Aim:
Would you write out the entries below, every one of them, exactly?

(Stored entries)
————

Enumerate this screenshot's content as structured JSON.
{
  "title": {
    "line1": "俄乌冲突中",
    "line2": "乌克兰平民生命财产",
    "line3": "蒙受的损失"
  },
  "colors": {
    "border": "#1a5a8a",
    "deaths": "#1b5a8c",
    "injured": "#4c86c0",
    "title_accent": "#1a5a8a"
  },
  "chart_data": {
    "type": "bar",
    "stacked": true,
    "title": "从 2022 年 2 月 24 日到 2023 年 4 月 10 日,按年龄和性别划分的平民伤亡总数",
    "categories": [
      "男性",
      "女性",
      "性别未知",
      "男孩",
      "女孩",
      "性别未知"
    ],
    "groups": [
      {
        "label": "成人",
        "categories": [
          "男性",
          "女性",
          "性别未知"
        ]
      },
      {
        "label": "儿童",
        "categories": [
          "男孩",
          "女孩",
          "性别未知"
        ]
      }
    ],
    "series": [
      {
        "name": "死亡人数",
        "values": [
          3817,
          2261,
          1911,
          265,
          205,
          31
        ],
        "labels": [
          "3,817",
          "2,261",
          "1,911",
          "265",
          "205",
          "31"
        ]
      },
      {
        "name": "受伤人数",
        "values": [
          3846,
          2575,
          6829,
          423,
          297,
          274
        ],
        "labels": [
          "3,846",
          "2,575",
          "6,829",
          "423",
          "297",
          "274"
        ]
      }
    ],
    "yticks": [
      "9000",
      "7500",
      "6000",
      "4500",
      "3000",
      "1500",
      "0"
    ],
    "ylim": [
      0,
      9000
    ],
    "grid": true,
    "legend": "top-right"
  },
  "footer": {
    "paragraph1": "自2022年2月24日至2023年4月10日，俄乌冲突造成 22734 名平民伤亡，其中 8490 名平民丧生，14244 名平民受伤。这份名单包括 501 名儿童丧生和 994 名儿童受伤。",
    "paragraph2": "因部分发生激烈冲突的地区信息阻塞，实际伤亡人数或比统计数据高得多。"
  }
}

————

Problem solution:
Enumerate this screenshot's content as structured JSON.
{
  "title": {
    "line1": "俄乌冲突中",
    "line2": "乌克兰平民生命财产",
    "line3": "蒙受的损失"
  },
  "colors": {
    "border": "#1a5a8a",
    "deaths": "#1b5a8c",
    "injured": "#4c86c0",
    "title_accent": "#1a5a8a"
  },
  "chart_data": {
    "type": "bar",
    "stacked": true,
    "title": "从 2022 年 2 月 24 日到 2023 年 4 月 10 日,按年龄和性别划分的平民伤亡总数",
    "categories": [
      "男性",
      "女性",
      "性别未知",
      "男孩",
      "女孩",
      "性别未知"
    ],
    "groups": [
      {
        "label": "成人",
        "categories": [
          "男性",
          "女性",
          "性别未知"
        ]
      },
      {
        "label": "儿童",
        "categories": [
          "男孩",
          "女孩",
          "性别未知"
        ]
      }
    ],
    "series": [
      {
        "name": "死亡人数",
        "values": [
          3817,
          2261,
          1911,
          265,
          205,
          31
        ],
        "labels": [
          "3,817",
          "2,261",
          "1,911",
          "265",
          "205",
          "31"
        ]
      },
      {
        "name": "受伤人数",
        "values": [
          3846,
          2575,
          6829,
          423,
          297,
          274
        ],
        "labels": [
          "3,846",
          "2,575",
          "6,829",
          "423",
          "297",
          "274"
        ]
      }
    ],
    "yticks": [
      "9000",
      "7500",
      "6000",
      "4500",
      "3000",
      "1500",
      "0"
    ],
    "ylim": [
      0,
      9000
    ],
    "grid": true,
    "legend": "top-right"
  },
  "footer": {
    "paragraph1": "自2022年2月24日至2023年4月10日，俄乌冲突造成 22734 名平民伤亡，其中 8490 名平民丧生，14244 名平民受伤。这份名单包括 501 名儿童丧生和 994 名儿童受伤。",
    "paragraph2": "因部分发生激烈冲突的地区信息阻塞，实际伤亡人数或比统计数据高得多。"
  }
}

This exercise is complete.